BEGIN

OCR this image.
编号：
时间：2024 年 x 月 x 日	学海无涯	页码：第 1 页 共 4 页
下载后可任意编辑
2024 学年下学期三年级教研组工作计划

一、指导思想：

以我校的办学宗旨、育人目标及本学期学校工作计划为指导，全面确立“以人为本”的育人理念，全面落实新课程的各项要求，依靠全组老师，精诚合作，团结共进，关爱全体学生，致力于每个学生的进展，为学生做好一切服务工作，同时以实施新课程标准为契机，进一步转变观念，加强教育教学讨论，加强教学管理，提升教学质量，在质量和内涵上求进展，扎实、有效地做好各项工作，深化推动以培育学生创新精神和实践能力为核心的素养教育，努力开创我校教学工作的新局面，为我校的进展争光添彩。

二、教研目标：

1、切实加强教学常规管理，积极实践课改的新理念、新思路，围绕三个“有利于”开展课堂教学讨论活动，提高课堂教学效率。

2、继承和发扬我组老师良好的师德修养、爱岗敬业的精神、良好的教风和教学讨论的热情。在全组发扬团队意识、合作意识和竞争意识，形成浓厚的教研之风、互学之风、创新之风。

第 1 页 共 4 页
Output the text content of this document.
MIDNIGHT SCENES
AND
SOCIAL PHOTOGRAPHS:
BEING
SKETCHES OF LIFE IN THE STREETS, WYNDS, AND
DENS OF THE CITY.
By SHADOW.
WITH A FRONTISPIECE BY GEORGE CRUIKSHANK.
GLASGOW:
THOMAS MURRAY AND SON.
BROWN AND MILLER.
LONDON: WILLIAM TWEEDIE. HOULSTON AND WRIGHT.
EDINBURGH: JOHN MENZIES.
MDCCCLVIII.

END

§ AIM OF THE EXERCISE
Exactly reproduce all of the entries.

§ CORRECT OUTPUT
OCR this image.
编号：
时间：2024 年 x 月 x 日	学海无涯	页码：第 1 页 共 4 页
下载后可任意编辑
2024 学年下学期三年级教研组工作计划

一、指导思想：

以我校的办学宗旨、育人目标及本学期学校工作计划为指导，全面确立“以人为本”的育人理念，全面落实新课程的各项要求，依靠全组老师，精诚合作，团结共进，关爱全体学生，致力于每个学生的进展，为学生做好一切服务工作，同时以实施新课程标准为契机，进一步转变观念，加强教育教学讨论，加强教学管理，提升教学质量，在质量和内涵上求进展，扎实、有效地做好各项工作，深化推动以培育学生创新精神和实践能力为核心的素养教育，努力开创我校教学工作的新局面，为我校的进展争光添彩。

二、教研目标：

1、切实加强教学常规管理，积极实践课改的新理念、新思路，围绕三个“有利于”开展课堂教学讨论活动，提高课堂教学效率。

2、继承和发扬我组老师良好的师德修养、爱岗敬业的精神、良好的教风和教学讨论的热情。在全组发扬团队意识、合作意识和竞争意识，形成浓厚的教研之风、互学之风、创新之风。

第 1 页 共 4 页
Output the text content of this document.
MIDNIGHT SCENES
AND
SOCIAL PHOTOGRAPHS:
BEING
SKETCHES OF LIFE IN THE STREETS, WYNDS, AND
DENS OF THE CITY.
By SHADOW.
WITH A FRONTISPIECE BY GEORGE CRUIKSHANK.
GLASGOW:
THOMAS MURRAY AND SON.
BROWN AND MILLER.
LONDON: WILLIAM TWEEDIE. HOULSTON AND WRIGHT.
EDINBURGH: JOHN MENZIES.
MDCCCLVIII.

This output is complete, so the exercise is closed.